===== Information supplied
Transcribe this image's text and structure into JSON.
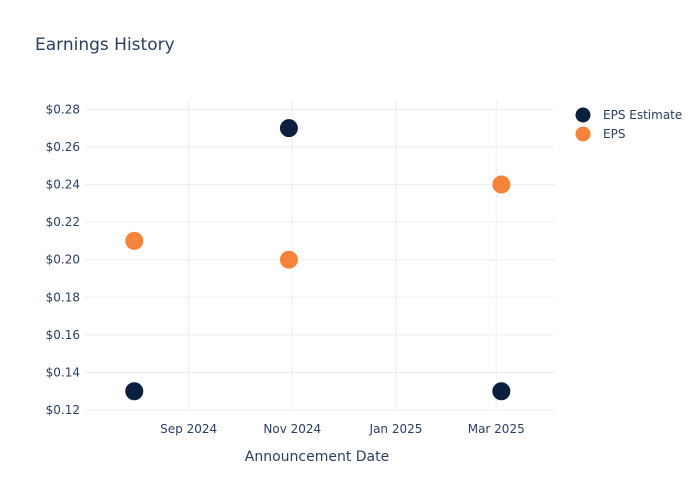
{
  "chart_data": {
    "type": "scatter",
    "title": "Earnings History",
    "xlabel": "Announcement Date",
    "ylabel": "",
    "ylim": [
      0.12,
      0.285
    ],
    "xlim": [
      "2024-07-02",
      "2025-04-04"
    ],
    "y_ticks": [
      {
        "value": 0.12,
        "label": "$0.12"
      },
      {
        "value": 0.14,
        "label": "$0.14"
      },
      {
        "value": 0.16,
        "label": "$0.16"
      },
      {
        "value": 0.18,
        "label": "$0.18"
      },
      {
        "value": 0.2,
        "label": "$0.20"
      },
      {
        "value": 0.22,
        "label": "$0.22"
      },
      {
        "value": 0.24,
        "label": "$0.24"
      },
      {
        "value": 0.26,
        "label": "$0.26"
      },
      {
        "value": 0.28,
        "label": "$0.28"
      }
    ],
    "x_ticks": [
      {
        "date": "2024-09-01",
        "label": "Sep 2024"
      },
      {
        "date": "2024-11-01",
        "label": "Nov 2024"
      },
      {
        "date": "2025-01-01",
        "label": "Jan 2025"
      },
      {
        "date": "2025-03-01",
        "label": "Mar 2025"
      }
    ],
    "grid": true,
    "legend_position": "top-right",
    "series": [
      {
        "name": "EPS Estimate",
        "color": "#0b1f3f",
        "points": [
          {
            "date": "2024-07-31",
            "value": 0.13
          },
          {
            "date": "2024-10-30",
            "value": 0.27
          },
          {
            "date": "2025-03-04",
            "value": 0.13
          }
        ]
      },
      {
        "name": "EPS",
        "color": "#f5843a",
        "points": [
          {
            "date": "2024-07-31",
            "value": 0.21
          },
          {
            "date": "2024-10-30",
            "value": 0.2
          },
          {
            "date": "2025-03-04",
            "value": 0.24
          }
        ]
      }
    ]
  }
}
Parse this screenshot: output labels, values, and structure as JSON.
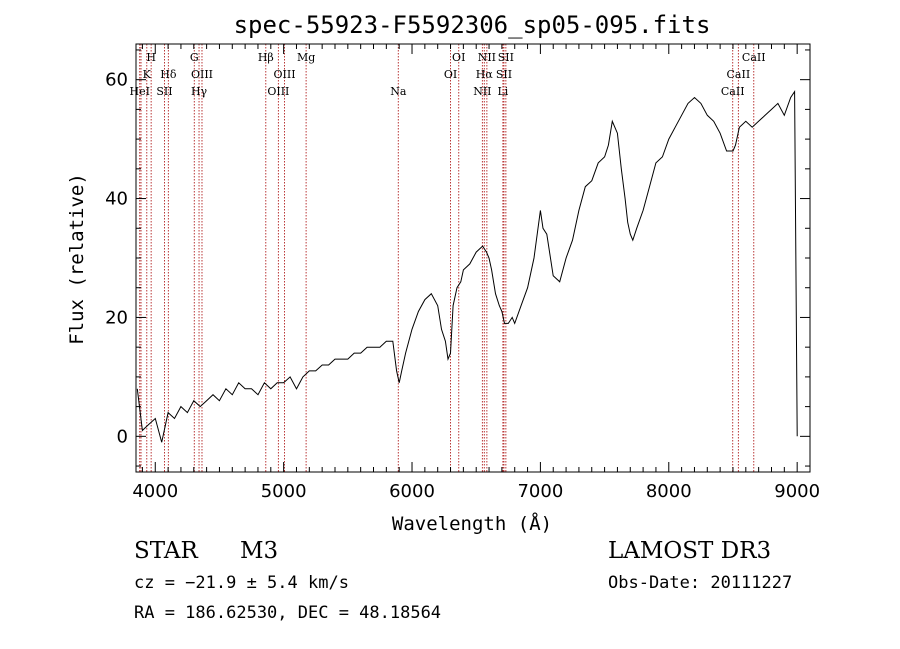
{
  "chart_data": {
    "type": "line",
    "title": "spec-55923-F5592306_sp05-095.fits",
    "xlabel": "Wavelength (Å)",
    "ylabel": "Flux (relative)",
    "xlim": [
      3850,
      9100
    ],
    "ylim": [
      -6,
      66
    ],
    "xticks": [
      4000,
      5000,
      6000,
      7000,
      8000,
      9000
    ],
    "xtick_labels": [
      "4000",
      "5000",
      "6000",
      "7000",
      "8000",
      "9000"
    ],
    "yticks": [
      0,
      20,
      40,
      60
    ],
    "ytick_labels": [
      "0",
      "20",
      "40",
      "60"
    ],
    "line_color": "#000000",
    "marker_color": "#b22222",
    "series": [
      {
        "name": "flux",
        "x": [
          3860,
          3900,
          3950,
          4000,
          4050,
          4100,
          4150,
          4200,
          4250,
          4300,
          4350,
          4400,
          4450,
          4500,
          4550,
          4600,
          4650,
          4700,
          4750,
          4800,
          4850,
          4900,
          4950,
          5000,
          5050,
          5100,
          5150,
          5200,
          5250,
          5300,
          5350,
          5400,
          5450,
          5500,
          5550,
          5600,
          5650,
          5700,
          5750,
          5800,
          5850,
          5880,
          5900,
          5920,
          5950,
          6000,
          6050,
          6100,
          6150,
          6200,
          6230,
          6260,
          6280,
          6300,
          6320,
          6350,
          6380,
          6400,
          6450,
          6500,
          6550,
          6580,
          6600,
          6620,
          6650,
          6680,
          6700,
          6720,
          6750,
          6780,
          6800,
          6850,
          6900,
          6950,
          7000,
          7020,
          7050,
          7100,
          7150,
          7200,
          7250,
          7300,
          7350,
          7400,
          7450,
          7500,
          7530,
          7560,
          7600,
          7630,
          7660,
          7680,
          7700,
          7720,
          7750,
          7800,
          7850,
          7900,
          7950,
          8000,
          8050,
          8100,
          8150,
          8200,
          8250,
          8300,
          8350,
          8400,
          8450,
          8500,
          8520,
          8550,
          8600,
          8650,
          8700,
          8750,
          8800,
          8850,
          8900,
          8950,
          8980,
          9000
        ],
        "values": [
          8,
          1,
          2,
          3,
          -1,
          4,
          3,
          5,
          4,
          6,
          5,
          6,
          7,
          6,
          8,
          7,
          9,
          8,
          8,
          7,
          9,
          8,
          9,
          9,
          10,
          8,
          10,
          11,
          11,
          12,
          12,
          13,
          13,
          13,
          14,
          14,
          15,
          15,
          15,
          16,
          16,
          11,
          9,
          11,
          14,
          18,
          21,
          23,
          24,
          22,
          18,
          16,
          13,
          14,
          22,
          25,
          26,
          28,
          29,
          31,
          32,
          31,
          30,
          28,
          24,
          22,
          21,
          19,
          19,
          20,
          19,
          22,
          25,
          30,
          38,
          35,
          34,
          27,
          26,
          30,
          33,
          38,
          42,
          43,
          46,
          47,
          49,
          53,
          51,
          45,
          40,
          36,
          34,
          33,
          35,
          38,
          42,
          46,
          47,
          50,
          52,
          54,
          56,
          57,
          56,
          54,
          53,
          51,
          48,
          48,
          49,
          52,
          53,
          52,
          53,
          54,
          55,
          56,
          54,
          57,
          58,
          0
        ]
      }
    ],
    "lines": [
      {
        "x": 3879,
        "label": "HeI",
        "row": 3
      },
      {
        "x": 3889,
        "label": "",
        "row": 0
      },
      {
        "x": 3934,
        "label": "K",
        "row": 2
      },
      {
        "x": 3968,
        "label": "H",
        "row": 1
      },
      {
        "x": 4072,
        "label": "SII",
        "row": 3
      },
      {
        "x": 4102,
        "label": "Hδ",
        "row": 2
      },
      {
        "x": 4304,
        "label": "G",
        "row": 1
      },
      {
        "x": 4341,
        "label": "Hγ",
        "row": 3
      },
      {
        "x": 4364,
        "label": "OIII",
        "row": 2
      },
      {
        "x": 4861,
        "label": "Hβ",
        "row": 1
      },
      {
        "x": 4959,
        "label": "OIII",
        "row": 3
      },
      {
        "x": 5007,
        "label": "OIII",
        "row": 2
      },
      {
        "x": 5175,
        "label": "Mg",
        "row": 1
      },
      {
        "x": 5893,
        "label": "Na",
        "row": 3
      },
      {
        "x": 6300,
        "label": "OI",
        "row": 2
      },
      {
        "x": 6364,
        "label": "OI",
        "row": 1
      },
      {
        "x": 6548,
        "label": "NII",
        "row": 3
      },
      {
        "x": 6563,
        "label": "Hα",
        "row": 2
      },
      {
        "x": 6583,
        "label": "NII",
        "row": 1
      },
      {
        "x": 6708,
        "label": "Li",
        "row": 3
      },
      {
        "x": 6716,
        "label": "SII",
        "row": 2
      },
      {
        "x": 6731,
        "label": "SII",
        "row": 1
      },
      {
        "x": 8498,
        "label": "CaII",
        "row": 3
      },
      {
        "x": 8542,
        "label": "CaII",
        "row": 2
      },
      {
        "x": 8662,
        "label": "CaII",
        "row": 1
      }
    ]
  },
  "info": {
    "object_class": "STAR",
    "subclass": "M3",
    "survey": "LAMOST DR3",
    "redshift": "cz = −21.9 ± 5.4 km/s",
    "obs_date": "Obs-Date: 20111227",
    "coords": "RA = 186.62530, DEC =  48.18564"
  }
}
==========
▸ Aim of the task
Look through the data above. Find each line with the string "structure" and copy it.

▸ Reply to the task
Transcribe this image's text and structure into JSON.
Parse this screenshot: output labels, values, and structure as JSON.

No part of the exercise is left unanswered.